# Record excerpts start

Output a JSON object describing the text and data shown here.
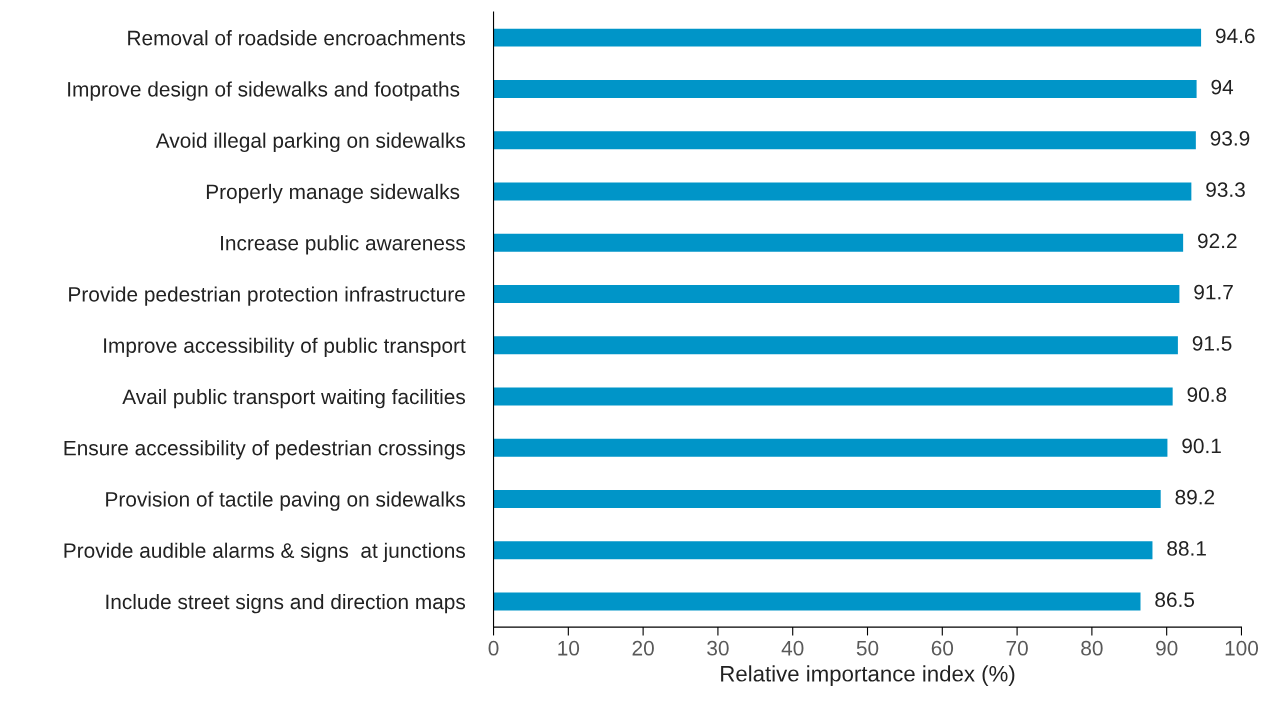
{
  "chart_data": {
    "type": "bar",
    "orientation": "horizontal",
    "xlabel": "Relative importance index (%)",
    "categories": [
      "Removal of roadside encroachments",
      "Improve design of sidewalks and footpaths ",
      "Avoid illegal parking on sidewalks",
      "Properly manage sidewalks ",
      "Increase public awareness",
      "Provide pedestrian protection infrastructure",
      "Improve accessibility of public transport",
      "Avail public transport waiting facilities",
      "Ensure accessibility of pedestrian crossings",
      "Provision of tactile paving on sidewalks",
      "Provide audible alarms & signs  at junctions",
      "Include street signs and direction maps"
    ],
    "values": [
      94.6,
      94,
      93.9,
      93.3,
      92.2,
      91.7,
      91.5,
      90.8,
      90.1,
      89.2,
      88.1,
      86.5
    ],
    "color": "#0095c8",
    "data_labels": true,
    "grid": false,
    "legend": false,
    "xlim": [
      0,
      100
    ],
    "xticks": [
      0,
      10,
      20,
      30,
      40,
      50,
      60,
      70,
      80,
      90,
      100
    ]
  }
}
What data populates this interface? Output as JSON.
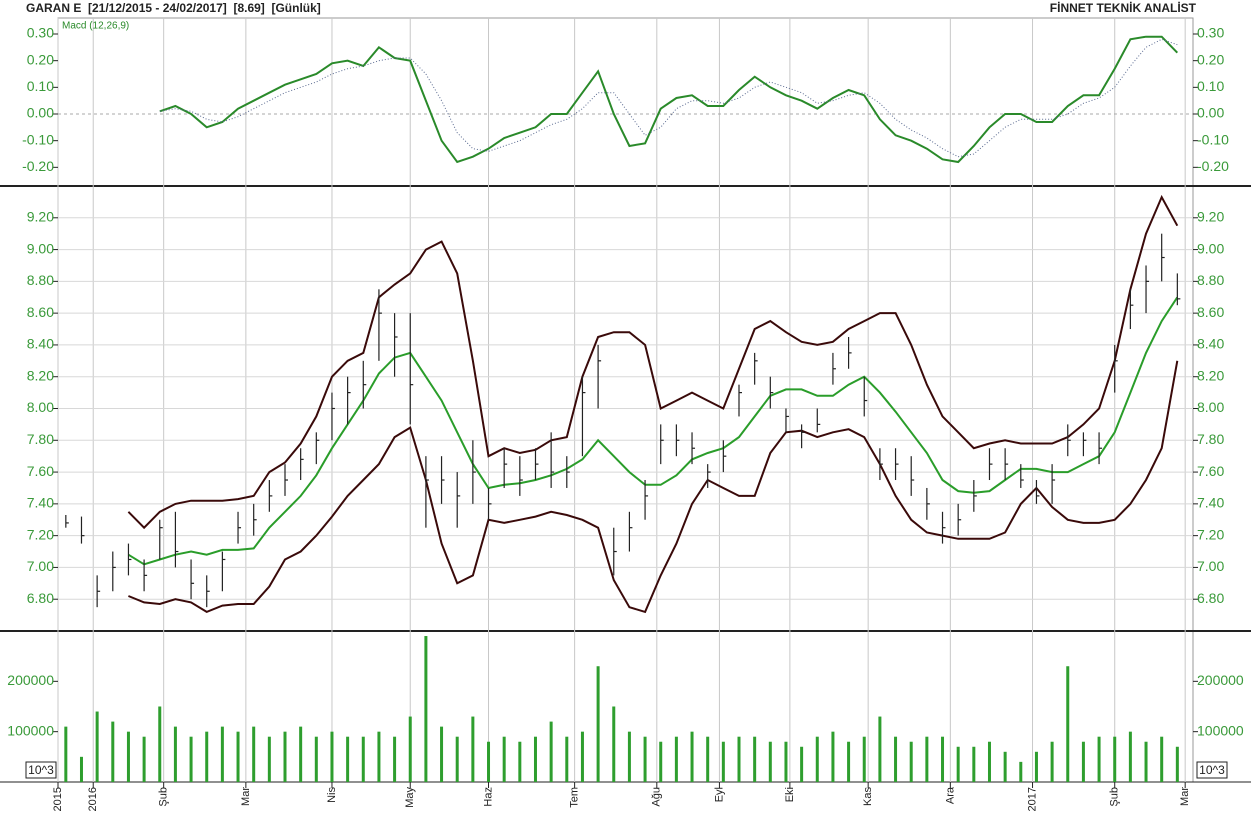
{
  "header": {
    "symbol_info": "GARAN E  [21/12/2015 - 24/02/2017]  [8.69]  [Günlük]",
    "brand": "FİNNET TEKNİK ANALİST"
  },
  "chart_data": [
    {
      "type": "line",
      "ylim": [
        -0.27,
        0.36
      ],
      "yticks": [
        {
          "value": 0.3,
          "label": "0.30"
        },
        {
          "value": 0.2,
          "label": "0.20"
        },
        {
          "value": 0.1,
          "label": "0.10"
        },
        {
          "value": 0,
          "label": "0.00"
        },
        {
          "value": -0.1,
          "label": "-0.10"
        },
        {
          "value": -0.2,
          "label": "-0.20"
        }
      ],
      "grid": false,
      "series": [
        {
          "name": "Macd (12,26,9)",
          "color": "#2a8a2a",
          "style": "solid",
          "values": [
            null,
            null,
            null,
            null,
            null,
            null,
            0.01,
            0.03,
            0.0,
            -0.05,
            -0.03,
            0.02,
            0.05,
            0.08,
            0.11,
            0.13,
            0.15,
            0.19,
            0.2,
            0.18,
            0.25,
            0.21,
            0.2,
            0.05,
            -0.1,
            -0.18,
            -0.16,
            -0.13,
            -0.09,
            -0.07,
            -0.05,
            0.0,
            0.0,
            0.08,
            0.16,
            0.0,
            -0.12,
            -0.11,
            0.02,
            0.06,
            0.07,
            0.03,
            0.03,
            0.09,
            0.14,
            0.1,
            0.07,
            0.05,
            0.02,
            0.06,
            0.09,
            0.07,
            -0.02,
            -0.08,
            -0.1,
            -0.13,
            -0.17,
            -0.18,
            -0.12,
            -0.05,
            0.0,
            0.0,
            -0.03,
            -0.03,
            0.03,
            0.07,
            0.07,
            0.17,
            0.28,
            0.29,
            0.29,
            0.23
          ]
        },
        {
          "color": "#5a6a90",
          "style": "dotted",
          "values": [
            null,
            null,
            null,
            null,
            null,
            null,
            0.01,
            0.02,
            0.01,
            -0.02,
            -0.03,
            -0.01,
            0.02,
            0.05,
            0.08,
            0.1,
            0.12,
            0.15,
            0.17,
            0.18,
            0.2,
            0.21,
            0.21,
            0.15,
            0.05,
            -0.07,
            -0.13,
            -0.14,
            -0.12,
            -0.1,
            -0.07,
            -0.04,
            -0.02,
            0.02,
            0.08,
            0.08,
            0.0,
            -0.08,
            -0.05,
            0.02,
            0.05,
            0.05,
            0.04,
            0.06,
            0.1,
            0.12,
            0.1,
            0.08,
            0.04,
            0.05,
            0.07,
            0.08,
            0.04,
            -0.02,
            -0.06,
            -0.09,
            -0.13,
            -0.16,
            -0.15,
            -0.1,
            -0.05,
            -0.02,
            -0.02,
            -0.02,
            0.0,
            0.04,
            0.06,
            0.1,
            0.18,
            0.25,
            0.28,
            0.26
          ]
        }
      ]
    },
    {
      "type": "ohlc",
      "ylim": [
        6.6,
        9.4
      ],
      "color": "#222222",
      "yticks": [
        {
          "value": 9.2,
          "label": "9.20"
        },
        {
          "value": 9,
          "label": "9.00"
        },
        {
          "value": 8.8,
          "label": "8.80"
        },
        {
          "value": 8.6,
          "label": "8.60"
        },
        {
          "value": 8.4,
          "label": "8.40"
        },
        {
          "value": 8.2,
          "label": "8.20"
        },
        {
          "value": 8,
          "label": "8.00"
        },
        {
          "value": 7.8,
          "label": "7.80"
        },
        {
          "value": 7.6,
          "label": "7.60"
        },
        {
          "value": 7.4,
          "label": "7.40"
        },
        {
          "value": 7.2,
          "label": "7.20"
        },
        {
          "value": 7,
          "label": "7.00"
        },
        {
          "value": 6.8,
          "label": "6.80"
        }
      ],
      "grid": true,
      "high": [
        7.33,
        7.32,
        6.95,
        7.1,
        7.15,
        7.05,
        7.3,
        7.35,
        7.05,
        6.95,
        7.1,
        7.35,
        7.4,
        7.55,
        7.65,
        7.75,
        7.85,
        8.1,
        8.2,
        8.3,
        8.75,
        8.6,
        8.6,
        7.7,
        7.7,
        7.6,
        7.8,
        7.5,
        7.75,
        7.7,
        7.75,
        7.85,
        7.7,
        8.2,
        8.4,
        7.25,
        7.35,
        7.55,
        7.9,
        7.9,
        7.85,
        7.65,
        7.8,
        8.15,
        8.35,
        8.2,
        8.0,
        7.9,
        8.0,
        8.35,
        8.45,
        8.2,
        7.75,
        7.75,
        7.7,
        7.5,
        7.35,
        7.4,
        7.55,
        7.75,
        7.75,
        7.65,
        7.55,
        7.65,
        7.9,
        7.85,
        7.85,
        8.4,
        8.75,
        8.9,
        9.1,
        8.85
      ],
      "low": [
        7.25,
        7.15,
        6.75,
        6.85,
        6.95,
        6.85,
        7.05,
        7.0,
        6.8,
        6.75,
        6.85,
        7.15,
        7.2,
        7.35,
        7.45,
        7.55,
        7.65,
        7.8,
        7.9,
        8.0,
        8.3,
        8.2,
        7.9,
        7.25,
        7.4,
        7.25,
        7.4,
        7.3,
        7.5,
        7.45,
        7.55,
        7.5,
        7.5,
        7.7,
        8.0,
        6.95,
        7.1,
        7.3,
        7.65,
        7.7,
        7.65,
        7.5,
        7.6,
        7.95,
        8.15,
        8.0,
        7.85,
        7.75,
        7.85,
        8.15,
        8.25,
        7.95,
        7.55,
        7.55,
        7.45,
        7.3,
        7.15,
        7.2,
        7.35,
        7.55,
        7.55,
        7.5,
        7.4,
        7.4,
        7.7,
        7.7,
        7.65,
        8.1,
        8.5,
        8.6,
        8.8,
        8.65
      ],
      "close": [
        7.28,
        7.2,
        6.85,
        7.0,
        7.05,
        6.95,
        7.25,
        7.1,
        6.9,
        6.85,
        7.05,
        7.25,
        7.3,
        7.45,
        7.55,
        7.68,
        7.8,
        8.0,
        8.1,
        8.15,
        8.6,
        8.45,
        8.15,
        7.55,
        7.55,
        7.45,
        7.6,
        7.4,
        7.65,
        7.55,
        7.65,
        7.6,
        7.6,
        8.1,
        8.3,
        7.1,
        7.25,
        7.45,
        7.8,
        7.8,
        7.75,
        7.6,
        7.7,
        8.1,
        8.3,
        8.1,
        7.95,
        7.85,
        7.9,
        8.25,
        8.35,
        8.05,
        7.65,
        7.65,
        7.55,
        7.4,
        7.25,
        7.3,
        7.45,
        7.65,
        7.65,
        7.55,
        7.45,
        7.55,
        7.8,
        7.8,
        7.75,
        8.3,
        8.65,
        8.8,
        8.95,
        8.69
      ],
      "series": [
        {
          "color": "#3a0a0a",
          "style": "solid",
          "values": [
            null,
            null,
            null,
            null,
            7.35,
            7.25,
            7.35,
            7.4,
            7.42,
            7.42,
            7.42,
            7.43,
            7.45,
            7.6,
            7.66,
            7.78,
            7.95,
            8.2,
            8.3,
            8.35,
            8.7,
            8.78,
            8.85,
            9.0,
            9.05,
            8.85,
            8.3,
            7.7,
            7.75,
            7.72,
            7.74,
            7.8,
            7.82,
            8.2,
            8.45,
            8.48,
            8.48,
            8.4,
            8.0,
            8.05,
            8.1,
            8.05,
            8.0,
            8.25,
            8.5,
            8.55,
            8.48,
            8.42,
            8.4,
            8.42,
            8.5,
            8.55,
            8.6,
            8.6,
            8.4,
            8.15,
            7.95,
            7.85,
            7.75,
            7.78,
            7.8,
            7.78,
            7.78,
            7.78,
            7.82,
            7.9,
            8.0,
            8.3,
            8.75,
            9.1,
            9.33,
            9.15
          ]
        },
        {
          "color": "#2a9d2a",
          "style": "solid",
          "values": [
            null,
            null,
            null,
            null,
            7.08,
            7.02,
            7.05,
            7.08,
            7.1,
            7.08,
            7.11,
            7.11,
            7.12,
            7.25,
            7.35,
            7.45,
            7.58,
            7.75,
            7.9,
            8.05,
            8.22,
            8.32,
            8.35,
            8.2,
            8.05,
            7.85,
            7.65,
            7.5,
            7.52,
            7.53,
            7.55,
            7.58,
            7.62,
            7.68,
            7.8,
            7.7,
            7.6,
            7.52,
            7.52,
            7.58,
            7.68,
            7.72,
            7.75,
            7.82,
            7.95,
            8.08,
            8.12,
            8.12,
            8.08,
            8.08,
            8.15,
            8.2,
            8.1,
            7.98,
            7.85,
            7.72,
            7.55,
            7.48,
            7.47,
            7.48,
            7.55,
            7.62,
            7.62,
            7.6,
            7.6,
            7.65,
            7.7,
            7.85,
            8.1,
            8.35,
            8.55,
            8.7
          ]
        },
        {
          "color": "#3a0a0a",
          "style": "solid",
          "values": [
            null,
            null,
            null,
            null,
            6.82,
            6.78,
            6.77,
            6.8,
            6.78,
            6.72,
            6.76,
            6.77,
            6.77,
            6.88,
            7.05,
            7.1,
            7.2,
            7.32,
            7.45,
            7.55,
            7.65,
            7.82,
            7.88,
            7.55,
            7.15,
            6.9,
            6.95,
            7.3,
            7.28,
            7.3,
            7.32,
            7.35,
            7.33,
            7.3,
            7.25,
            6.92,
            6.75,
            6.72,
            6.95,
            7.15,
            7.4,
            7.55,
            7.5,
            7.45,
            7.45,
            7.72,
            7.85,
            7.86,
            7.82,
            7.85,
            7.87,
            7.82,
            7.65,
            7.45,
            7.3,
            7.22,
            7.2,
            7.18,
            7.18,
            7.18,
            7.22,
            7.4,
            7.5,
            7.38,
            7.3,
            7.28,
            7.28,
            7.3,
            7.4,
            7.55,
            7.75,
            8.3
          ]
        }
      ]
    },
    {
      "type": "bar",
      "ylim": [
        0,
        300000
      ],
      "yticks": [
        200000,
        100000
      ],
      "unit_label": "10^3",
      "color": "#2e9e2e",
      "grid": false,
      "values": [
        110000,
        50000,
        140000,
        120000,
        100000,
        90000,
        150000,
        110000,
        90000,
        100000,
        110000,
        100000,
        110000,
        90000,
        100000,
        110000,
        90000,
        100000,
        90000,
        90000,
        100000,
        90000,
        130000,
        290000,
        110000,
        90000,
        130000,
        80000,
        90000,
        80000,
        90000,
        120000,
        90000,
        100000,
        230000,
        150000,
        100000,
        90000,
        80000,
        90000,
        100000,
        90000,
        80000,
        90000,
        90000,
        80000,
        80000,
        70000,
        90000,
        100000,
        80000,
        90000,
        130000,
        90000,
        80000,
        90000,
        90000,
        70000,
        70000,
        80000,
        60000,
        40000,
        60000,
        80000,
        230000,
        80000,
        90000,
        90000,
        100000,
        80000,
        90000,
        70000
      ],
      "x": [
        2,
        6,
        10,
        14,
        18,
        22,
        26,
        30,
        34,
        38,
        42,
        46,
        50,
        54,
        58,
        62,
        66,
        70,
        74,
        78,
        82,
        86,
        90,
        94,
        98,
        102,
        106,
        110,
        114,
        118,
        122,
        126,
        130,
        134,
        138,
        142,
        146,
        150,
        154,
        158,
        162,
        166,
        170,
        174,
        178,
        182,
        186,
        190,
        194,
        198,
        202,
        206,
        210,
        214,
        218,
        222,
        226,
        230,
        234,
        238,
        242,
        246,
        250,
        254,
        258,
        262,
        266,
        270,
        274,
        278,
        282,
        286
      ],
      "xlim": [
        0,
        290
      ],
      "xticks": [
        {
          "value": 0,
          "label": "2015"
        },
        {
          "value": 9,
          "label": "2016"
        },
        {
          "value": 27,
          "label": "Şub"
        },
        {
          "value": 48,
          "label": "Mar"
        },
        {
          "value": 70,
          "label": "Nis"
        },
        {
          "value": 90,
          "label": "May"
        },
        {
          "value": 110,
          "label": "Haz"
        },
        {
          "value": 132,
          "label": "Tem"
        },
        {
          "value": 153,
          "label": "Ağu"
        },
        {
          "value": 169,
          "label": "Eyl"
        },
        {
          "value": 187,
          "label": "Eki"
        },
        {
          "value": 207,
          "label": "Kas"
        },
        {
          "value": 228,
          "label": "Ara"
        },
        {
          "value": 249,
          "label": "2017"
        },
        {
          "value": 270,
          "label": "Şub"
        },
        {
          "value": 288,
          "label": "Mar"
        }
      ]
    }
  ]
}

# Record excerpts end

# Short problem:
Return each line of the listing that holds the string "type".

# In response:
    "type": "bar",
      "type": "line",
      "type": "ohlc",
      "type": "bar",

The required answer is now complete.